▶ [STATED TASK]
Extract all of the entries and set them down verbatim.

▶ [TASK INPUTS]
________________
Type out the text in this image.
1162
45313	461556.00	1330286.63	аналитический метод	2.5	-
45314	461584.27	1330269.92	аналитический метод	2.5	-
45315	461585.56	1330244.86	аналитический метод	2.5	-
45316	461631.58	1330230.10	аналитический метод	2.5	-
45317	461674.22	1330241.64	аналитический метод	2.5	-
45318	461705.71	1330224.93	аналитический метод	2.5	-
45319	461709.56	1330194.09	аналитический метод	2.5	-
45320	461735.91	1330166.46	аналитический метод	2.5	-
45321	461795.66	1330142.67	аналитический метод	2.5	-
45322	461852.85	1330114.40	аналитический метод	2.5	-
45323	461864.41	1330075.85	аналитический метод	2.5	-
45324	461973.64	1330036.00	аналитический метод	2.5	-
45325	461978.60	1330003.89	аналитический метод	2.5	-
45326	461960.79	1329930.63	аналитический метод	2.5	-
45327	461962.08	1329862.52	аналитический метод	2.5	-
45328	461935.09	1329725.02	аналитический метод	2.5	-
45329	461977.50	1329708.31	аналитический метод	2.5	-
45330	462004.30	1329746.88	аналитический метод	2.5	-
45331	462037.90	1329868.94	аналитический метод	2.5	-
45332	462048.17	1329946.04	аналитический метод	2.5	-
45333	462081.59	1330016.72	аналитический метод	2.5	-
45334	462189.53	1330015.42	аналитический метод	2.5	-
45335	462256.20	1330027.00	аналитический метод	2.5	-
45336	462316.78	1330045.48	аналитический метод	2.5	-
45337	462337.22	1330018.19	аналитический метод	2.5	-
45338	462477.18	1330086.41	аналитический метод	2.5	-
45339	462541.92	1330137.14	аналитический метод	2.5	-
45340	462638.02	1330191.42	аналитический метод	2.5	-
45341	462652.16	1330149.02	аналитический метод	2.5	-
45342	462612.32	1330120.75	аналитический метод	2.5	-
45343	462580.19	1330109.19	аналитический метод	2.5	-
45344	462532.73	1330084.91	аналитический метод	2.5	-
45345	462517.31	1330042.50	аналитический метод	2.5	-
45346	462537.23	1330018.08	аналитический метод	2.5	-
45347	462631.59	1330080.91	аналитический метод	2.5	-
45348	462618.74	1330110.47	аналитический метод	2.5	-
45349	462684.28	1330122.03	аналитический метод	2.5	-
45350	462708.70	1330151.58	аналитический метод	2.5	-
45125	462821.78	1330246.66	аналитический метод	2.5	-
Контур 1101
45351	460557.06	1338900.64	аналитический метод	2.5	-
________________
▶ [EXERCISE RESPONSE]
Type out the text in this image.
1162
45313	461556.00	1330286.63	аналитический метод	2.5	-
45314	461584.27	1330269.92	аналитический метод	2.5	-
45315	461585.56	1330244.86	аналитический метод	2.5	-
45316	461631.58	1330230.10	аналитический метод	2.5	-
45317	461674.22	1330241.64	аналитический метод	2.5	-
45318	461705.71	1330224.93	аналитический метод	2.5	-
45319	461709.56	1330194.09	аналитический метод	2.5	-
45320	461735.91	1330166.46	аналитический метод	2.5	-
45321	461795.66	1330142.67	аналитический метод	2.5	-
45322	461852.85	1330114.40	аналитический метод	2.5	-
45323	461864.41	1330075.85	аналитический метод	2.5	-
45324	461973.64	1330036.00	аналитический метод	2.5	-
45325	461978.60	1330003.89	аналитический метод	2.5	-
45326	461960.79	1329930.63	аналитический метод	2.5	-
45327	461962.08	1329862.52	аналитический метод	2.5	-
45328	461935.09	1329725.02	аналитический метод	2.5	-
45329	461977.50	1329708.31	аналитический метод	2.5	-
45330	462004.30	1329746.88	аналитический метод	2.5	-
45331	462037.90	1329868.94	аналитический метод	2.5	-
45332	462048.17	1329946.04	аналитический метод	2.5	-
45333	462081.59	1330016.72	аналитический метод	2.5	-
45334	462189.53	1330015.42	аналитический метод	2.5	-
45335	462256.20	1330027.00	аналитический метод	2.5	-
45336	462316.78	1330045.48	аналитический метод	2.5	-
45337	462337.22	1330018.19	аналитический метод	2.5	-
45338	462477.18	1330086.41	аналитический метод	2.5	-
45339	462541.92	1330137.14	аналитический метод	2.5	-
45340	462638.02	1330191.42	аналитический метод	2.5	-
45341	462652.16	1330149.02	аналитический метод	2.5	-
45342	462612.32	1330120.75	аналитический метод	2.5	-
45343	462580.19	1330109.19	аналитический метод	2.5	-
45344	462532.73	1330084.91	аналитический метод	2.5	-
45345	462517.31	1330042.50	аналитический метод	2.5	-
45346	462537.23	1330018.08	аналитический метод	2.5	-
45347	462631.59	1330080.91	аналитический метод	2.5	-
45348	462618.74	1330110.47	аналитический метод	2.5	-
45349	462684.28	1330122.03	аналитический метод	2.5	-
45350	462708.70	1330151.58	аналитический метод	2.5	-
45125	462821.78	1330246.66	аналитический метод	2.5	-
Контур 1101
45351	460557.06	1338900.64	аналитический метод	2.5	-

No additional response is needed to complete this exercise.